» The task
Take from the listing each line that has the string "author".

===== Information given =====

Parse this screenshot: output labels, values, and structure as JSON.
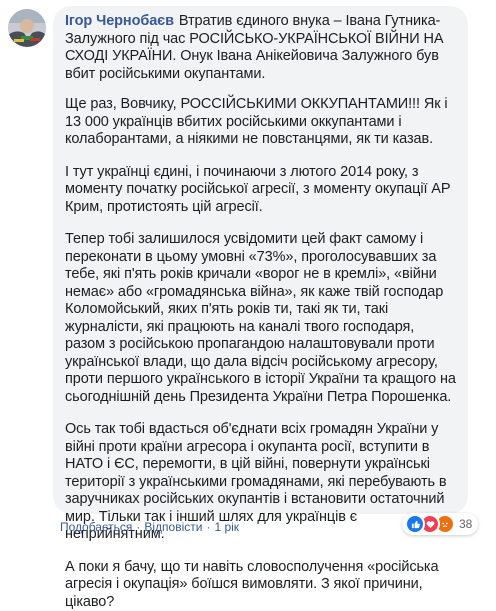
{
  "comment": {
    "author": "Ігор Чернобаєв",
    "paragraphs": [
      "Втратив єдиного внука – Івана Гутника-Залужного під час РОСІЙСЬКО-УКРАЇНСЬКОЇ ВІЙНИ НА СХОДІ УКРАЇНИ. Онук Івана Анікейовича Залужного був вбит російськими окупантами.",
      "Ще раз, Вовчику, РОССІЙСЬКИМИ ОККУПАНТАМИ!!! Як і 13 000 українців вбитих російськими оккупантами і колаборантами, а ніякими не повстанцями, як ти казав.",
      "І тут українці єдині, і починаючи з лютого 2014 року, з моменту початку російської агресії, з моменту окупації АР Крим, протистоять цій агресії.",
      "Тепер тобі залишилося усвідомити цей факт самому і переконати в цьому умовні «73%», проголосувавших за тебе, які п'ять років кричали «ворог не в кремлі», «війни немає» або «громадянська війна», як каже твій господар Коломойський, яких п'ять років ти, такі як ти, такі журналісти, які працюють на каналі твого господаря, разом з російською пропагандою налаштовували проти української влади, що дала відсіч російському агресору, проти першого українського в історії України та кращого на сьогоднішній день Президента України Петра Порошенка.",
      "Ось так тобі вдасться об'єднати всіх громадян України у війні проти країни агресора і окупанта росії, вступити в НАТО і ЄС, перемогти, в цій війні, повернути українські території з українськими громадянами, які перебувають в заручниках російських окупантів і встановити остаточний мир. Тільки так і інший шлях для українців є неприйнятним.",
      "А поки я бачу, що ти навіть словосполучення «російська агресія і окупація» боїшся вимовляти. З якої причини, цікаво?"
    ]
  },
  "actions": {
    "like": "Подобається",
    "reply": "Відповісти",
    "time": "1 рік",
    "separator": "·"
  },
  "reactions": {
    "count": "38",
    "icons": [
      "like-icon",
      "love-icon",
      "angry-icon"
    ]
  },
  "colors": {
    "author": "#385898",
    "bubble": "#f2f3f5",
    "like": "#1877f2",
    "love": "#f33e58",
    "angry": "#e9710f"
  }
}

=====
===== Information given =====

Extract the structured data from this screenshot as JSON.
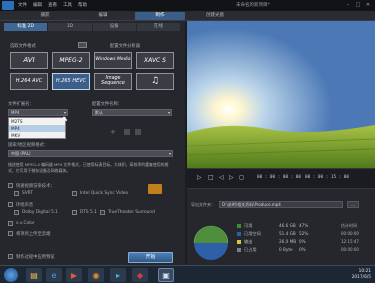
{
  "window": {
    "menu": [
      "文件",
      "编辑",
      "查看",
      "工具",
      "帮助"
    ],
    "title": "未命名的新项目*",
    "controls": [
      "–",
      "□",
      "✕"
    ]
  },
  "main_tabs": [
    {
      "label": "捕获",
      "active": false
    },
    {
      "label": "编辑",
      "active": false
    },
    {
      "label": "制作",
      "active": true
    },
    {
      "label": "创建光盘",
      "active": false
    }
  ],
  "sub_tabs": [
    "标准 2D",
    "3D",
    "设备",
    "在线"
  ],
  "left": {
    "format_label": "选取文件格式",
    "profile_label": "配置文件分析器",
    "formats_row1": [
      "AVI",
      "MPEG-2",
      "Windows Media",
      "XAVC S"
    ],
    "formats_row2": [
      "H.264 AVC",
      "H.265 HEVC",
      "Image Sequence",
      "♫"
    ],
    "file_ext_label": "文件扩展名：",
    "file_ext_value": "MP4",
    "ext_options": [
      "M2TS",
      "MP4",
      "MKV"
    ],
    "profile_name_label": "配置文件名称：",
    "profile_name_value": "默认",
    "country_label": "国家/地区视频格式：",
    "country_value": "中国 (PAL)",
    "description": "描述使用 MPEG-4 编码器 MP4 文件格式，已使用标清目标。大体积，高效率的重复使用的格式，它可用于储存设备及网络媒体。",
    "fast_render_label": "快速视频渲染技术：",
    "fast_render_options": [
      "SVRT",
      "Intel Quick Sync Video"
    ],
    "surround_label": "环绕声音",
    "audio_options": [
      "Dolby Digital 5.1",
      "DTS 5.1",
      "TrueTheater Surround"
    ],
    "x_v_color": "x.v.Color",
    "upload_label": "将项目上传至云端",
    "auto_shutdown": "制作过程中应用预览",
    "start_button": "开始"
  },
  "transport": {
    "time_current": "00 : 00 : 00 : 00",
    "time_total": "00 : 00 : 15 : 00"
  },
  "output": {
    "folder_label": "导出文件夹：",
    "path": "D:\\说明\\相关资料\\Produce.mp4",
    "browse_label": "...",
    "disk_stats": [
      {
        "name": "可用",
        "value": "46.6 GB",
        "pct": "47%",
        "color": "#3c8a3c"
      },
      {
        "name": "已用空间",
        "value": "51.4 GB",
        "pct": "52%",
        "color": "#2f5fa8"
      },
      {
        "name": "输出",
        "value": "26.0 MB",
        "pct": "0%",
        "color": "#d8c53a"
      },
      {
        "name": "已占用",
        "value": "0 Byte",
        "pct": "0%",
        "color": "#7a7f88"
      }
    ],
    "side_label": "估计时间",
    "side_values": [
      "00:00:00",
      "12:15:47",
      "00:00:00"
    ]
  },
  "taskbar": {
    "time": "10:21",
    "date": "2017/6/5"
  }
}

=====

» Completed exercise
    "author": "Ігор Чернобаєв",
    "author": "#385898",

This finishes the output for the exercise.